-- begin Input --
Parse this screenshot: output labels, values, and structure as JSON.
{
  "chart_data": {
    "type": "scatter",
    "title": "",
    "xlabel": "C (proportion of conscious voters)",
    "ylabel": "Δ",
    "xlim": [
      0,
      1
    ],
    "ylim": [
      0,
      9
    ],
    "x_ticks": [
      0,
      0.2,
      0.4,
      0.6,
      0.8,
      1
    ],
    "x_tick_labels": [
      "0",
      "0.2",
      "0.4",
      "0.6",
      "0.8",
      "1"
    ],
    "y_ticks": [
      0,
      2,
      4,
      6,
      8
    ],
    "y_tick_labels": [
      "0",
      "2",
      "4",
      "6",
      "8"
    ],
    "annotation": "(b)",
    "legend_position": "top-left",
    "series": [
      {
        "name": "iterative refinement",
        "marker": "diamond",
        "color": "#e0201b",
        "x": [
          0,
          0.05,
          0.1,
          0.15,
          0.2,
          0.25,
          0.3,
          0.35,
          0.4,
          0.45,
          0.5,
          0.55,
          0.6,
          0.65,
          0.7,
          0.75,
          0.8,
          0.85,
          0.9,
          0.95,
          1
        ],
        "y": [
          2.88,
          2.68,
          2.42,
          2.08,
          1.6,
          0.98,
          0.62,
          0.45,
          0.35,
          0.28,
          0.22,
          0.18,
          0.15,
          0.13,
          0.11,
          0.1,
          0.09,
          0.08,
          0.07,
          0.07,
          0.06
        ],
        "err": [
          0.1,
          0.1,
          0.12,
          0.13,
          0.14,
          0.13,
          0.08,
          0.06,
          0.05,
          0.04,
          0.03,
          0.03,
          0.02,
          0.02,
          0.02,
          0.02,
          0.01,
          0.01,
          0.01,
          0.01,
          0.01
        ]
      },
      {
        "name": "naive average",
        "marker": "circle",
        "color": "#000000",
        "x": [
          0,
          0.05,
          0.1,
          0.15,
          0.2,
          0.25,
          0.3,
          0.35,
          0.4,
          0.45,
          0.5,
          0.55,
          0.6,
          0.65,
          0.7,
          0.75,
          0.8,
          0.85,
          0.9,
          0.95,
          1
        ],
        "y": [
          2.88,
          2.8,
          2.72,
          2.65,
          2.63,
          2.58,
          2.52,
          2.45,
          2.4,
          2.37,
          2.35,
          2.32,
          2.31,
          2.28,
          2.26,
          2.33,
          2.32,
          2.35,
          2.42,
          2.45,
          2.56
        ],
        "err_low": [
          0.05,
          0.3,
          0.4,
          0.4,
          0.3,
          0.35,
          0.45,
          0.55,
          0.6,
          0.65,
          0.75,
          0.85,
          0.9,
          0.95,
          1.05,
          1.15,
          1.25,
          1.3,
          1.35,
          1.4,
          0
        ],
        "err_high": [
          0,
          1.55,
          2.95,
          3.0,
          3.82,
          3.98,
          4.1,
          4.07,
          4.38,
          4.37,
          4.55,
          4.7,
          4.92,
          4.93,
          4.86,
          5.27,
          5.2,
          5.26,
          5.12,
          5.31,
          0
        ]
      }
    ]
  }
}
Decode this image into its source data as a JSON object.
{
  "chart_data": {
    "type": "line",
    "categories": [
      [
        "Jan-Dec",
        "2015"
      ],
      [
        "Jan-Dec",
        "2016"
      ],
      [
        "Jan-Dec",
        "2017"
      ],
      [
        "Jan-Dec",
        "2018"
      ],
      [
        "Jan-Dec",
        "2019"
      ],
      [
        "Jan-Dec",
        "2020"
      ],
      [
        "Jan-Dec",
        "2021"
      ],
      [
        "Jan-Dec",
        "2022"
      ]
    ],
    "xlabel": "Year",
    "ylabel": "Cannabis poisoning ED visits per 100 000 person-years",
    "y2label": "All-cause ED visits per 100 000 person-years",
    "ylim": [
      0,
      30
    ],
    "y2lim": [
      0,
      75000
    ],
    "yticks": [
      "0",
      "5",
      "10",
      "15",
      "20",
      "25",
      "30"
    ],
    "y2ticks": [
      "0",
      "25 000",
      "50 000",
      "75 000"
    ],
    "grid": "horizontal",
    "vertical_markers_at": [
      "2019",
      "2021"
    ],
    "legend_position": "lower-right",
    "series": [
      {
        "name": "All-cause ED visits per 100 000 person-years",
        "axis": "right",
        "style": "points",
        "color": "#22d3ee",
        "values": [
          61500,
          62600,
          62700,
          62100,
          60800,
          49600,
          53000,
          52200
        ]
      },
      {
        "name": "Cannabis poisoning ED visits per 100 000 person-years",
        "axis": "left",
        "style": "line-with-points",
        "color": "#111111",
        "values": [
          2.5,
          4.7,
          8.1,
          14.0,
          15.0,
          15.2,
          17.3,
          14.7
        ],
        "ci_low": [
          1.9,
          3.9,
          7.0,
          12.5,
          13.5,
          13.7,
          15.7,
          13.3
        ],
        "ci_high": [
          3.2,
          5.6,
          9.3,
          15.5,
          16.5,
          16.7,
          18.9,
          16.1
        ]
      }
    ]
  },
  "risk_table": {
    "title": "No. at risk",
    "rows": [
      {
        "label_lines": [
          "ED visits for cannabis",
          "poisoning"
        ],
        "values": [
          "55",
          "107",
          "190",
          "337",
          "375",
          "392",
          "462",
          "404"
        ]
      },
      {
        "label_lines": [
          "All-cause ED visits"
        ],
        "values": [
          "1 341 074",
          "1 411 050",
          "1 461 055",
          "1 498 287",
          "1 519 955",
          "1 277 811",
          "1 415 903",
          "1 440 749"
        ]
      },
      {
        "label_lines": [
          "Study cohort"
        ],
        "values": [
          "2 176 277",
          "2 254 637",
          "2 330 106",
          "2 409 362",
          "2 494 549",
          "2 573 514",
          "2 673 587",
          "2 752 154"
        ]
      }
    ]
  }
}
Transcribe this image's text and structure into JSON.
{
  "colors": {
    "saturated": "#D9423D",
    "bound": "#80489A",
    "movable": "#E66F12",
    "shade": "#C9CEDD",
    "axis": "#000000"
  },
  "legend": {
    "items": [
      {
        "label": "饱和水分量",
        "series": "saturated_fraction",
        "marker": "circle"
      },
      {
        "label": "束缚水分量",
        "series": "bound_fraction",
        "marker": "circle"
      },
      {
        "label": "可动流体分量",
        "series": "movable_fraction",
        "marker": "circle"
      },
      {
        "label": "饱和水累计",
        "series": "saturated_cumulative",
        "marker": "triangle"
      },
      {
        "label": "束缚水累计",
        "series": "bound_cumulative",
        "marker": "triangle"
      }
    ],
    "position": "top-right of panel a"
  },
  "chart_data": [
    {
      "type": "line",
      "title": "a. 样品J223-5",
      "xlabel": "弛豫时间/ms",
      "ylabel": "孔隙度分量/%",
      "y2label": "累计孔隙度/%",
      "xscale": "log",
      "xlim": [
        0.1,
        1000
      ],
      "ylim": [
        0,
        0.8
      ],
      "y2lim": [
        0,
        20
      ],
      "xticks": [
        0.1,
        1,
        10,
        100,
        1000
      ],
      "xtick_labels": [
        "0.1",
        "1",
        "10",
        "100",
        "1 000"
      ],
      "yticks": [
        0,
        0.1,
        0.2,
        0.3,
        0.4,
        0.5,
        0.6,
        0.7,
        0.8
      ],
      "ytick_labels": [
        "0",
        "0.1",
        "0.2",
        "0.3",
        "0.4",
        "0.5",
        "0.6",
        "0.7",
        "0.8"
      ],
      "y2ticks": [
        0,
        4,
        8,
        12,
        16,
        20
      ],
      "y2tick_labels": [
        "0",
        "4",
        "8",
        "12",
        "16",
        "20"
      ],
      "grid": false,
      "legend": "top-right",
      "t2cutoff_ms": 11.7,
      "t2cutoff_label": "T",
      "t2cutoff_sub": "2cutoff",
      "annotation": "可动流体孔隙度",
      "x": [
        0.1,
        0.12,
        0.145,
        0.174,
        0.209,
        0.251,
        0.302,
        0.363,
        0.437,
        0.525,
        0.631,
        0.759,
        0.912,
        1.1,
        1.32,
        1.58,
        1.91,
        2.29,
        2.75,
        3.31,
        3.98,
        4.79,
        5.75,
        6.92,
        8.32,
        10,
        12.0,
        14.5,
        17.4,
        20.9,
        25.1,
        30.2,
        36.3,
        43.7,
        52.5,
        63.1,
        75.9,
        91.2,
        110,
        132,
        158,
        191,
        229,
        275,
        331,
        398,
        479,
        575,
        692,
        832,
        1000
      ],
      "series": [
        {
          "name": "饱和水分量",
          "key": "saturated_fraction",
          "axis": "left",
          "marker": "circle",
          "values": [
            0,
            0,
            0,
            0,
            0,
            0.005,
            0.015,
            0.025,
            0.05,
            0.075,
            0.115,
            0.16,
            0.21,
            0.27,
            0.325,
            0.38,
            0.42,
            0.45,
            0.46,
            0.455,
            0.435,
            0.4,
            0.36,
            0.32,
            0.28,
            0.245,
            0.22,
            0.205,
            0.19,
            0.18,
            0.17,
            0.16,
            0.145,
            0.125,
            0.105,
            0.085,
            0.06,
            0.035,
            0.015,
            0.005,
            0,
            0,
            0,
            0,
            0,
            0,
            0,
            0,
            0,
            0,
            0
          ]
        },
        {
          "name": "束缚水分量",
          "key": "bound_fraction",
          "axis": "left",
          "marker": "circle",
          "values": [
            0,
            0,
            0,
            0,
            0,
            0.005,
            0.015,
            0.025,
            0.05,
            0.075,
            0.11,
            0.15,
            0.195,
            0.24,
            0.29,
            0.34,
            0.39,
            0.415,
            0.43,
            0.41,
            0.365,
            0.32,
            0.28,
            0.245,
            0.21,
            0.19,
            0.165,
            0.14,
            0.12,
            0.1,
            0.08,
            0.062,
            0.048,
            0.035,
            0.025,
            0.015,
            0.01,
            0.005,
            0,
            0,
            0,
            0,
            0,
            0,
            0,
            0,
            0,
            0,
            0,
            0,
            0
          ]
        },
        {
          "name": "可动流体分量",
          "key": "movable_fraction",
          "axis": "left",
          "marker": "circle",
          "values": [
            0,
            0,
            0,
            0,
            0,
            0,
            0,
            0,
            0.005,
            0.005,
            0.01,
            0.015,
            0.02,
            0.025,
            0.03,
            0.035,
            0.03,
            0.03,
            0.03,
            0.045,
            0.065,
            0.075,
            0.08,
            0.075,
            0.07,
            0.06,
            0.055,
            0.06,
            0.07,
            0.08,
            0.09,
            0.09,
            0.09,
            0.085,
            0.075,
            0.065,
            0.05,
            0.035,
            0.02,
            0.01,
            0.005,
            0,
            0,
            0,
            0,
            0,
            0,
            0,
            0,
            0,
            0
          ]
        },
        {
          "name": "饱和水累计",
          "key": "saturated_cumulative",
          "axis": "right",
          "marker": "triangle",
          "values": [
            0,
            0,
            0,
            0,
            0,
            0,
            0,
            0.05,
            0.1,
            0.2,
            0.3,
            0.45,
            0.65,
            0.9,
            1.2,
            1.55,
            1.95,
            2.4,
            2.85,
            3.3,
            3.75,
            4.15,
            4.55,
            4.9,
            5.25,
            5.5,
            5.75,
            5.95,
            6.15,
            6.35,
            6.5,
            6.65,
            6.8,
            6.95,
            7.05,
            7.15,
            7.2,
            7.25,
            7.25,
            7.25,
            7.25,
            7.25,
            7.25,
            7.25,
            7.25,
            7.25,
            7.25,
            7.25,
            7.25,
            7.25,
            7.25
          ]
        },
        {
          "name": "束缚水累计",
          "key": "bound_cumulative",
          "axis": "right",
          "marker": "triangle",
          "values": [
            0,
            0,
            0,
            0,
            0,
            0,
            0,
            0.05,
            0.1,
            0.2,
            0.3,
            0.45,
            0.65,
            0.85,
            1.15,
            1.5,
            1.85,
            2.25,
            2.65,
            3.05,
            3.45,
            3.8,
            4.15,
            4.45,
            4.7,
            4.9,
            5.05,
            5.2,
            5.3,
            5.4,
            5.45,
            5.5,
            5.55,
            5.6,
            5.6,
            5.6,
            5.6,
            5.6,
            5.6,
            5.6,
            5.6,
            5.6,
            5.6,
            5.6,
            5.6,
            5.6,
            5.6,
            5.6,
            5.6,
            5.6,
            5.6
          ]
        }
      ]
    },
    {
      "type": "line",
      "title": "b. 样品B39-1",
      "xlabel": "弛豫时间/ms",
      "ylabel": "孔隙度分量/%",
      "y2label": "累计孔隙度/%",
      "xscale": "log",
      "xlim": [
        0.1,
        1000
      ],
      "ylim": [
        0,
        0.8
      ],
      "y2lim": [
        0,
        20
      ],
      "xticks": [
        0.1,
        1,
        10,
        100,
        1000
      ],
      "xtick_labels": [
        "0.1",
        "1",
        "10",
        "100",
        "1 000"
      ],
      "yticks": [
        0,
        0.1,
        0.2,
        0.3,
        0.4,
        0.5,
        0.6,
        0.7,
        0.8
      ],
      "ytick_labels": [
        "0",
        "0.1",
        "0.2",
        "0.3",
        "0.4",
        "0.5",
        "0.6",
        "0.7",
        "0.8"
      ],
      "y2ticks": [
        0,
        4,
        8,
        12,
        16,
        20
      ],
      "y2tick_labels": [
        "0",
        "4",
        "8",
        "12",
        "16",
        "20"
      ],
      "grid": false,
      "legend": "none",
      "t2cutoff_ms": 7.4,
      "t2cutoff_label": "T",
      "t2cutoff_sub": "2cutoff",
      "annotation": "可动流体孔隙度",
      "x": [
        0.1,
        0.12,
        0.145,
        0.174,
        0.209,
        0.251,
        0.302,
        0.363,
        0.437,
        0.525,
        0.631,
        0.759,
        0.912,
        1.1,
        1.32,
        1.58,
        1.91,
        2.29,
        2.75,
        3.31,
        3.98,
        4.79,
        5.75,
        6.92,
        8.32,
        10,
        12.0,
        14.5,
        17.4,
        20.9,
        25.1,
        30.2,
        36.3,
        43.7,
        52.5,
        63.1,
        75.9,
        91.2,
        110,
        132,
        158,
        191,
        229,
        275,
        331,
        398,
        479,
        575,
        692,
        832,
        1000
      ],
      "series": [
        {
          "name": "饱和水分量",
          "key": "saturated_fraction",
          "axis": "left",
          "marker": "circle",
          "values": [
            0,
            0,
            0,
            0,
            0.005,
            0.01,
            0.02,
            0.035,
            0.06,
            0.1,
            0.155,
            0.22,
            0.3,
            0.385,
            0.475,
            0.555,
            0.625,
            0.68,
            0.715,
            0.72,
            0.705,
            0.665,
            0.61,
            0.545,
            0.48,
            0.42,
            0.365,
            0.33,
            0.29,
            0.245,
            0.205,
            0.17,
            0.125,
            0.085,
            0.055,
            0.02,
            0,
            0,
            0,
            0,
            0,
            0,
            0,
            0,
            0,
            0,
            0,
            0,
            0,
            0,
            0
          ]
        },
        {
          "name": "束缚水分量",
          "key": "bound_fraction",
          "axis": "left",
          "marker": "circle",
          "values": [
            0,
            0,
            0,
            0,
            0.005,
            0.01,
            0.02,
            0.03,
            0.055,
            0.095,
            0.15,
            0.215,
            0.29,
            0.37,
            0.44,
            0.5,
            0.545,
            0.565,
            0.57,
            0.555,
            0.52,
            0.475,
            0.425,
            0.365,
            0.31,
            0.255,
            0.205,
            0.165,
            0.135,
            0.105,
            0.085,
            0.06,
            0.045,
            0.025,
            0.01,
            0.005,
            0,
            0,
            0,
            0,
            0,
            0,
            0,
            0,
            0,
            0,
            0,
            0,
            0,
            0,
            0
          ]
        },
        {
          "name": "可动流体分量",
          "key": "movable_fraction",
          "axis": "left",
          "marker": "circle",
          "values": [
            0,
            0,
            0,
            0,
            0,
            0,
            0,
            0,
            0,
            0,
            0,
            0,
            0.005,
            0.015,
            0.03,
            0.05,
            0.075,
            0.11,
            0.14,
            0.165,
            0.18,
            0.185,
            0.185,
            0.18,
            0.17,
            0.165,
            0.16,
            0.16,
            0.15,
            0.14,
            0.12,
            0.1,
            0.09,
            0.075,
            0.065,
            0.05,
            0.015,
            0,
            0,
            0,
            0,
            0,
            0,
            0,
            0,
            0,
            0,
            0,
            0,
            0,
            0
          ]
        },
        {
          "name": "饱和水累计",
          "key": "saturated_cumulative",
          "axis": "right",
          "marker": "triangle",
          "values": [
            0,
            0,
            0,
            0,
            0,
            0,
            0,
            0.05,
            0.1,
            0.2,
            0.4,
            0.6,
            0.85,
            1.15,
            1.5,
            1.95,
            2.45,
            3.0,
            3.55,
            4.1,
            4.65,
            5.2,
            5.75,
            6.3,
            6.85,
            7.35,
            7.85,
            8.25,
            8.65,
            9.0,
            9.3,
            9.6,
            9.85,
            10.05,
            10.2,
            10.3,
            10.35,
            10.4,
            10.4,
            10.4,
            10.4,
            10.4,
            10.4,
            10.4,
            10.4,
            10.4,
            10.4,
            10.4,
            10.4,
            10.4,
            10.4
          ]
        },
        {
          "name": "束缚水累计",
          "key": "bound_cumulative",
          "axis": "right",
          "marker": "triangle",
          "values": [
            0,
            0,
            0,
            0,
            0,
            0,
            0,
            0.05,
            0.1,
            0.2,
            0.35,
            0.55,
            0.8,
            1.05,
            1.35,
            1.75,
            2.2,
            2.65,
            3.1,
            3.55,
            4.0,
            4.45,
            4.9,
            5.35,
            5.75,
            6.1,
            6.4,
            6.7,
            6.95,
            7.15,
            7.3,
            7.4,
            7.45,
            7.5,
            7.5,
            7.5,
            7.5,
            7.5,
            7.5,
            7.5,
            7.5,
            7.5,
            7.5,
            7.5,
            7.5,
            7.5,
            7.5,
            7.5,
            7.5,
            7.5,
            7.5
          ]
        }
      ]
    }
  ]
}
-- end Input --
• [Task to complete]
Where a line above includes "title", copy that line.

• [Response to the task]
    "title": "",
    "title": "No. at risk",
      "title": "a. 样品J223-5",
      "title": "b. 样品B39-1",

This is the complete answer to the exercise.